• **Dataset excerpt**:
— Start —

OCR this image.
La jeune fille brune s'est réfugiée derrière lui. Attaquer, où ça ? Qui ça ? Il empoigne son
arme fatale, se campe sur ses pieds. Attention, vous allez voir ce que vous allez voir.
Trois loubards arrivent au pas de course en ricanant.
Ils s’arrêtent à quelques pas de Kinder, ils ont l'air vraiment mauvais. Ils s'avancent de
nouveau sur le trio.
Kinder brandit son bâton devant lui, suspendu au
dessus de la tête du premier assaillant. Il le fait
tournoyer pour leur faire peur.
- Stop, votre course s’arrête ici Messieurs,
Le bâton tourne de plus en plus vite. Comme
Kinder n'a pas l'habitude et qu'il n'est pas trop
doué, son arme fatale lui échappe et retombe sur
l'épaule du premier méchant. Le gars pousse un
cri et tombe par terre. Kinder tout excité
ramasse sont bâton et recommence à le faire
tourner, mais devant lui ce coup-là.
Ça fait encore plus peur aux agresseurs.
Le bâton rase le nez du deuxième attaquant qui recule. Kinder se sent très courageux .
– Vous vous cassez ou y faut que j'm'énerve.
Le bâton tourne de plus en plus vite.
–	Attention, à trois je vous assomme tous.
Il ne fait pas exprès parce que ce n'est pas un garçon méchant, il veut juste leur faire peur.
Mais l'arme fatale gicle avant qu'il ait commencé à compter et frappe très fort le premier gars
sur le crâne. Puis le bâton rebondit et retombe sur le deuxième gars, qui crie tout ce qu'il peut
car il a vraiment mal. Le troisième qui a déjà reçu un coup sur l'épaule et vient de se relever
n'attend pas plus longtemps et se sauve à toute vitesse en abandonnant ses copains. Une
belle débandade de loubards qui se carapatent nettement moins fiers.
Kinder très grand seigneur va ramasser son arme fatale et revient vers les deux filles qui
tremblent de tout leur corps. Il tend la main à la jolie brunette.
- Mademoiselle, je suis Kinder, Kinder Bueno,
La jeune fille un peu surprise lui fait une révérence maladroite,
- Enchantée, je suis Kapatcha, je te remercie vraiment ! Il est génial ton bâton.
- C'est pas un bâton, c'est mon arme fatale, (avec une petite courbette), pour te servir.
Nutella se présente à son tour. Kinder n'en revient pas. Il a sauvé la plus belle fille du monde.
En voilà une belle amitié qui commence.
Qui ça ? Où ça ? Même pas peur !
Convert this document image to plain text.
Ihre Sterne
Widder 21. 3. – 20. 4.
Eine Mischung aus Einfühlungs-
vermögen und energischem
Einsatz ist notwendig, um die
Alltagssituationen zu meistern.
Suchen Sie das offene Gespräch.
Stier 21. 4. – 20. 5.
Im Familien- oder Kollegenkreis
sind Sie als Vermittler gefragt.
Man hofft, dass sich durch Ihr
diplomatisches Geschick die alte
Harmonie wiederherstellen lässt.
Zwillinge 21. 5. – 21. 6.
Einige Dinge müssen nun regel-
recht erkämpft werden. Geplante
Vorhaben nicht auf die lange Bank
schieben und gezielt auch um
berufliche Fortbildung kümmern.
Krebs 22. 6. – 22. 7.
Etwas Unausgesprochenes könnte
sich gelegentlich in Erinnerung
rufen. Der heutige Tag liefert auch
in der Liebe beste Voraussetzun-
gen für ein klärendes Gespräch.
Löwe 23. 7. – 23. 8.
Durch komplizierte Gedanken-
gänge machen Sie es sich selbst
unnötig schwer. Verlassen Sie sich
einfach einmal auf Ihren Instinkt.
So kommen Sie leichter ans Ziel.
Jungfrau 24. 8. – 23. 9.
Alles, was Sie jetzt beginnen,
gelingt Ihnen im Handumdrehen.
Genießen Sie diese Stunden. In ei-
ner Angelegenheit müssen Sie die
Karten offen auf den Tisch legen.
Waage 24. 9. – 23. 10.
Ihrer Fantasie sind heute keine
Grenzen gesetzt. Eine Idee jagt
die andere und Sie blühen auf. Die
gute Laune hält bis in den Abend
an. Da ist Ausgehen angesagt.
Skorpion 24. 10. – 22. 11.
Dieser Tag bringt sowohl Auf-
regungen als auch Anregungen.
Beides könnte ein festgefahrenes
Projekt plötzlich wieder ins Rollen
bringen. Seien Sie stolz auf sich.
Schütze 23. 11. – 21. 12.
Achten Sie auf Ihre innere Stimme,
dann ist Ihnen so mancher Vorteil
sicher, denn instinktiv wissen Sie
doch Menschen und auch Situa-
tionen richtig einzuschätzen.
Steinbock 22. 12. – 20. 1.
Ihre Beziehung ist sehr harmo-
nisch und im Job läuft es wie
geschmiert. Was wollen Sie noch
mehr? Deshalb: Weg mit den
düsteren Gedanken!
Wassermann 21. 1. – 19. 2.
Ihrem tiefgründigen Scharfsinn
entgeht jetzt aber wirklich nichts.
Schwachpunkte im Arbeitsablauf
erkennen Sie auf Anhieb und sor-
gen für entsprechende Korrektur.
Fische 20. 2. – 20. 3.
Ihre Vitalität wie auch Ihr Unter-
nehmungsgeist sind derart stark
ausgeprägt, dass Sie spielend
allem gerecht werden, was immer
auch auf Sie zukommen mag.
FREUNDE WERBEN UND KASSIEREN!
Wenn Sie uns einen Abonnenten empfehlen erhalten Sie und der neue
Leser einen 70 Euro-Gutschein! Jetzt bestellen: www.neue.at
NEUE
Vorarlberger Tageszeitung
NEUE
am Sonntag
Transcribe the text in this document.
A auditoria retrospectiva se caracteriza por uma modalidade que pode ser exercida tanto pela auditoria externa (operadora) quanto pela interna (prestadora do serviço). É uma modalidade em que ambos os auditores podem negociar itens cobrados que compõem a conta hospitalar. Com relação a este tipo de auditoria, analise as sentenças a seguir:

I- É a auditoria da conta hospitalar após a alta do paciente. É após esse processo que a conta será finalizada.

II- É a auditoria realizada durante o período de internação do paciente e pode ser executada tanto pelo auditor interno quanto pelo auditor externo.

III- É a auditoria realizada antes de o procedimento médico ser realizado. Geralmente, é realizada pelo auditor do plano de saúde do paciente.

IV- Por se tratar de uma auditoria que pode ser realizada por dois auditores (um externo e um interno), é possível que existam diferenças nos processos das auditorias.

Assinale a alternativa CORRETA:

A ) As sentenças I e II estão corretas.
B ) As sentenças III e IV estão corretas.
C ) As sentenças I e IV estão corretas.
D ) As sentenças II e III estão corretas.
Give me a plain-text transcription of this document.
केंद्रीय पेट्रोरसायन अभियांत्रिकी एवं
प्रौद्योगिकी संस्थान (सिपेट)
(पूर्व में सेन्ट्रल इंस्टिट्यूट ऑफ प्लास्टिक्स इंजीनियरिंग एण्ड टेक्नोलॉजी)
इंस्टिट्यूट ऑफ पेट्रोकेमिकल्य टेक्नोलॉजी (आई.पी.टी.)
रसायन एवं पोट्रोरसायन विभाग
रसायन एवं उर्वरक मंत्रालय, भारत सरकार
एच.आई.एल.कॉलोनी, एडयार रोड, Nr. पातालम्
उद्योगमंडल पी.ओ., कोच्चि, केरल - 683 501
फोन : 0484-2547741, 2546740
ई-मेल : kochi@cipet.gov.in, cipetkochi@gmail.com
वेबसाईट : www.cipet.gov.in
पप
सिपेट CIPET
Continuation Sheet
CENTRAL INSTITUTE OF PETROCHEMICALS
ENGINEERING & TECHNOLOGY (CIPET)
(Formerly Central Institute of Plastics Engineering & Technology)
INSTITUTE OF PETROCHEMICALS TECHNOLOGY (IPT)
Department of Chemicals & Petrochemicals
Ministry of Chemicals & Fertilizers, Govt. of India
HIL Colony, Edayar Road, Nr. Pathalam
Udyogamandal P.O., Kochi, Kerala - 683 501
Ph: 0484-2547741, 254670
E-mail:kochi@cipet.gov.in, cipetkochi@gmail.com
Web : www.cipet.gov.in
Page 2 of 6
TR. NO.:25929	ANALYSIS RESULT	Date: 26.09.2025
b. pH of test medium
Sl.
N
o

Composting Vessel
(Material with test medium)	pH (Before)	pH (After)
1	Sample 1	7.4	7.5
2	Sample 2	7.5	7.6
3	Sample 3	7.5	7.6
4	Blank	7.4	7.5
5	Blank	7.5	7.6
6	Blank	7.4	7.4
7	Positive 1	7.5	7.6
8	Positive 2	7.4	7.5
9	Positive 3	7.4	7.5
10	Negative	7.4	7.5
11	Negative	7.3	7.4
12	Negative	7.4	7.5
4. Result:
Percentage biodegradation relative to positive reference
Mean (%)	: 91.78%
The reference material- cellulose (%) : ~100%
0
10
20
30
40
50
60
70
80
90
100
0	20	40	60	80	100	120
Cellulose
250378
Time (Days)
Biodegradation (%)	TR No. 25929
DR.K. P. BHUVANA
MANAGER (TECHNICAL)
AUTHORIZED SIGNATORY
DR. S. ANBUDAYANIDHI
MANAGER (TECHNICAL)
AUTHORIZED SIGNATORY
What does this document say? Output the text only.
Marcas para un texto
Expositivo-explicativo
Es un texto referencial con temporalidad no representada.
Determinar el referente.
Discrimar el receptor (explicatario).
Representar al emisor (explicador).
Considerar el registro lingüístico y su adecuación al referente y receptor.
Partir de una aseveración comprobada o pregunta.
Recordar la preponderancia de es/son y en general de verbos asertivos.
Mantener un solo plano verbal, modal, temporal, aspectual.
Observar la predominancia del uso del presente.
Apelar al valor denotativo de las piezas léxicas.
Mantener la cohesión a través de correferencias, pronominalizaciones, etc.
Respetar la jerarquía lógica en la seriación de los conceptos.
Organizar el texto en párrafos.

— End —

• **GIVEN REQUEST**:
Transcribe word for word the lines from the one holding "What does this" to the last line of the listing above, inclusive.

• **THE COMPLETED TASK**:
What does this document say? Output the text only.
Marcas para un texto
Expositivo-explicativo
Es un texto referencial con temporalidad no representada.
Determinar el referente.
Discrimar el receptor (explicatario).
Representar al emisor (explicador).
Considerar el registro lingüístico y su adecuación al referente y receptor.
Partir de una aseveración comprobada o pregunta.
Recordar la preponderancia de es/son y en general de verbos asertivos.
Mantener un solo plano verbal, modal, temporal, aspectual.
Observar la predominancia del uso del presente.
Apelar al valor denotativo de las piezas léxicas.
Mantener la cohesión a través de correferencias, pronominalizaciones, etc.
Respetar la jerarquía lógica en la seriación de los conceptos.
Organizar el texto en párrafos.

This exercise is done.